* **Try it**
Retype the passage of the essay on "The Cold Equations" between "A man, Barton, piloting" and "equations must balance.", inclusive, keeping its exact wording.

* **Page excerpt**
The Cold Edge of Forever, I: Equations

The Cold Edge of Forever, I: Equations

Astounding Science Fiction, August 1954I want to write about Star Trek. Specifically, about the episode “The City on the Edge of Forever.” But I’m not going to do that right now. I’ll get there, but I’m going to start off by writing about a well-known prose sf story that to me parallels “City” in some interesting ways. Then, in my next post, I’ll go on to write about the Trek episode and make a fuller comparison (edit to add: time having passed, you can find the post here). First up, though: “The Cold Equations.”

“The Cold Equations” was written in 1954 by Tom Godwin for editor John W. Campbell and published in Astounding. Some, including writers Kurt Busiek and Lawrence Watt-Evans, have stated that the story was largely borrowed from an EC Comics short story by Al Feldstein with art by Wally Wood, “A Weighty Decision,” itself perhaps copied from an E.C. Tubb story (“Precedent”). At any rate, Godwin’s tale is well-known, having been adapted for the screen and frequently anthologised; I read it in The Road to Science Fiction 3: From Heinlein to Here.

A man, Barton, piloting a small spaceship carrying medicine to an isolated colony, discovers an eighteen-year-old stowaway, Marilyn, who wanted to see her brother on the colony world. But Marilyn, from Earth, doesn’t understand the way things work out on the frontier of space: the ship had exactly as much fuel as it needed to get to the planet — before Marilyn’s unexpected weight was added. With Marilyn, it won’t be able to land safely. For the people on the colony world to live, she has to be ejected from the ship. Barton frantically tries to find some way out, some way to keep her alive, but cannot; and so, willingly, she goes into the airlock, and dies out in the void of space. Physics and mass and momentum cannot be argued with, the story tells us; the cold equations must balance.

The Cold Equations and Other StoriesThere is much that can be said about the story and much has been. I’ve read only a tiny fraction of the criticism it’s sparked; there’s a good piece here and recently there was a thoughtful set of posts about the story (and reactions to his arguments about the story) by Paul Kincaid, which can be found here, here, here, and here. “The Cold Equations” is one of those puzzling works that’s not necessarily a success in terms of sheer craft, but which still has the power to affect at least some of the readers who see it as flawed. Even if you think the characters are flat and the prose is at best functional, it can still be an affecting story. As Kincaid notes, there’s something iconic about it. It seems to me that the story reduces science fiction as a whole down its barest essence: a protagonist, a spaceship, and a problem.

* **Dataset**
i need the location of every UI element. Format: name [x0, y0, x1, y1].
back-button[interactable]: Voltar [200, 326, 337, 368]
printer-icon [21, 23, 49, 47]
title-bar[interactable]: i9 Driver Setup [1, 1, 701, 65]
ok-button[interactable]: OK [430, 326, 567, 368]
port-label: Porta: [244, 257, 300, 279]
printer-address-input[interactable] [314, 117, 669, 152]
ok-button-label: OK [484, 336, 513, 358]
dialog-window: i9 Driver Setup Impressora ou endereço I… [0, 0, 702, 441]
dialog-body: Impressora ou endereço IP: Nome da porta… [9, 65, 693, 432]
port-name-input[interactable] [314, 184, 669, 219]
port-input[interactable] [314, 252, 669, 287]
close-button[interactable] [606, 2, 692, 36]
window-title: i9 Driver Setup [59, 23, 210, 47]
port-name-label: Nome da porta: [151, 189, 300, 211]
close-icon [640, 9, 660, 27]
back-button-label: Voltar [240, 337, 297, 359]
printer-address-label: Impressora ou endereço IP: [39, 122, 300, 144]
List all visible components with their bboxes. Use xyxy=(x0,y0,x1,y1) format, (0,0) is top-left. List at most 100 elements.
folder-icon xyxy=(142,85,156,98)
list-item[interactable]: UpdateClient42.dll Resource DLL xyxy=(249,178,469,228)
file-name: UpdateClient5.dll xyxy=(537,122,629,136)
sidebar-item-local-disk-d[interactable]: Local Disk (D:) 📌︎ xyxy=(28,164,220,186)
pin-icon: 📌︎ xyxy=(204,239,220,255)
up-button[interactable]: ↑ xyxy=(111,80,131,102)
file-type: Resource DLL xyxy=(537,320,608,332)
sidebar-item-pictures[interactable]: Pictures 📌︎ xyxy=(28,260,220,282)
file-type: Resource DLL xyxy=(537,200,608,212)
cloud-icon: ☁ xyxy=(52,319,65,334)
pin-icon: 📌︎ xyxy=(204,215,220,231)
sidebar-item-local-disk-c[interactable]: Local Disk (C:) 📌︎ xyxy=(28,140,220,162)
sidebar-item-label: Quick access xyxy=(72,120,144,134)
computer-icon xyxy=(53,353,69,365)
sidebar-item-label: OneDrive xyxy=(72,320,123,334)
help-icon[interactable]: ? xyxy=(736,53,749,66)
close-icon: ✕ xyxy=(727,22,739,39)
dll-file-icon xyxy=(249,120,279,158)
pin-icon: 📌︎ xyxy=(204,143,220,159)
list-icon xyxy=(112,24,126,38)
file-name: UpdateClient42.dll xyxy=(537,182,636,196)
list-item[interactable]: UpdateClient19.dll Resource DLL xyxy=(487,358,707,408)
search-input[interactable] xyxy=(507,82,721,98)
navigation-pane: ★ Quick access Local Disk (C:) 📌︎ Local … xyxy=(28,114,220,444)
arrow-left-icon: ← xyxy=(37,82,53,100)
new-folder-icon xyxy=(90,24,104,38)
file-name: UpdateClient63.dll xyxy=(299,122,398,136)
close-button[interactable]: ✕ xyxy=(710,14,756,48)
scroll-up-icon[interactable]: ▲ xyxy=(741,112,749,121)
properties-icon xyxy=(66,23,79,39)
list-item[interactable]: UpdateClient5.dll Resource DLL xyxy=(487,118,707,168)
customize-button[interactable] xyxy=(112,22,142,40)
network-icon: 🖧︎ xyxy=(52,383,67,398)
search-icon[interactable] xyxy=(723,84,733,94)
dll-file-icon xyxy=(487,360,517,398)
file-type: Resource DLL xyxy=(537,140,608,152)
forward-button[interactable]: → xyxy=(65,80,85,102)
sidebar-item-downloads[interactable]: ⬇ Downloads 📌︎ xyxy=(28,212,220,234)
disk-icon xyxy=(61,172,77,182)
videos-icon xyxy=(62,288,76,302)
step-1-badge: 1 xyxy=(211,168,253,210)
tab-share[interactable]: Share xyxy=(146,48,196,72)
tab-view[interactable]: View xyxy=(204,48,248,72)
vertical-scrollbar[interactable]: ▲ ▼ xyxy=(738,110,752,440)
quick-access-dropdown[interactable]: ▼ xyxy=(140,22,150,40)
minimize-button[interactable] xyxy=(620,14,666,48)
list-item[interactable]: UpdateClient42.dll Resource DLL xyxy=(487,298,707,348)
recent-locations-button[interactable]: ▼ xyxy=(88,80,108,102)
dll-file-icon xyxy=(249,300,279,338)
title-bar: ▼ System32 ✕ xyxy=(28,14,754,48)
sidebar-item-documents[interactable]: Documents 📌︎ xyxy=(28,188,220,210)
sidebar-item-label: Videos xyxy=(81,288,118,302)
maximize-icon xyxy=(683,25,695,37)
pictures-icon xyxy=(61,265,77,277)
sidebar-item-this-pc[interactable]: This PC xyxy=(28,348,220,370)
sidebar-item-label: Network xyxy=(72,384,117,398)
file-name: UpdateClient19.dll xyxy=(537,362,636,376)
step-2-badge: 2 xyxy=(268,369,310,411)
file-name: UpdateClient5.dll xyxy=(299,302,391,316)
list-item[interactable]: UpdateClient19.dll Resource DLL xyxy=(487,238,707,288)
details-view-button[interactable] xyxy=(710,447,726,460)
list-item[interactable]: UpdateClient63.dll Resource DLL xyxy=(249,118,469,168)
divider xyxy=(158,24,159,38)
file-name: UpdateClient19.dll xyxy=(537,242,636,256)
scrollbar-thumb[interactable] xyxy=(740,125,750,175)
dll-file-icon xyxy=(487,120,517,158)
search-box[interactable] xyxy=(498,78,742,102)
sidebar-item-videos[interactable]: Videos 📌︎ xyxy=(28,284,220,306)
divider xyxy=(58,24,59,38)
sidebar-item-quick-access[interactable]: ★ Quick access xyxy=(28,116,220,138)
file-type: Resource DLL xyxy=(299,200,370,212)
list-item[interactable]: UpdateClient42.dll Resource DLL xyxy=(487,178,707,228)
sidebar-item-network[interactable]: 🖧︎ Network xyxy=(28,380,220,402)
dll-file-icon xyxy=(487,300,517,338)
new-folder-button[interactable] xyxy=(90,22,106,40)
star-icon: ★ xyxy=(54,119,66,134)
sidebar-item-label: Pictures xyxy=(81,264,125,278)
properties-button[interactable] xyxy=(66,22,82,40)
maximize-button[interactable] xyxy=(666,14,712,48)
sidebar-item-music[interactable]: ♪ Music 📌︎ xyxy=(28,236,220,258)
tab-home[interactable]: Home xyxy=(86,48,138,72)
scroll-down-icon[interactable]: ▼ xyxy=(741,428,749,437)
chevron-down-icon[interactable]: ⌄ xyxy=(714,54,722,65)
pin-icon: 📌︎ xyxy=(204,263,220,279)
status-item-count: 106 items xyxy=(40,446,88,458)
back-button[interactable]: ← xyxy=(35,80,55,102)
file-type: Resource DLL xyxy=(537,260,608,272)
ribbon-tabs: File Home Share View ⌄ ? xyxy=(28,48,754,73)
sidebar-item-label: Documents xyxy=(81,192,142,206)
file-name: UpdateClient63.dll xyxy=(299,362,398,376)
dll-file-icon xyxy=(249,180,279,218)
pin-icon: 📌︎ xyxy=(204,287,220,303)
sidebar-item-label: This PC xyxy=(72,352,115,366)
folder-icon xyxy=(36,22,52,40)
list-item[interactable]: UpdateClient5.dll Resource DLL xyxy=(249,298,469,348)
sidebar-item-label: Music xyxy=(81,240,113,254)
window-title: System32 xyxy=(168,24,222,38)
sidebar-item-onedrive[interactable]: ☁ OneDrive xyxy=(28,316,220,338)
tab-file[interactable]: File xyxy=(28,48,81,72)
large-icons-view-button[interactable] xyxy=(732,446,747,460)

* **Solved exercise**
A man, Barton, piloting a small spaceship carrying medicine to an isolated colony, discovers an eighteen-year-old stowaway, Marilyn, who wanted to see her brother on the colony world. But Marilyn, from Earth, doesn’t understand the way things work out on the frontier of space: the ship had exactly as much fuel as it needed to get to the planet — before Marilyn’s unexpected weight was added. With Marilyn, it won’t be able to land safely. For the people on the colony world to live, she has to be ejected from the ship. Barton frantically tries to find some way out, some way to keep her alive, but cannot; and so, willingly, she goes into the airlock, and dies out in the void of space. Physics and mass and momentum cannot be argued with, the story tells us; the cold equations must balance.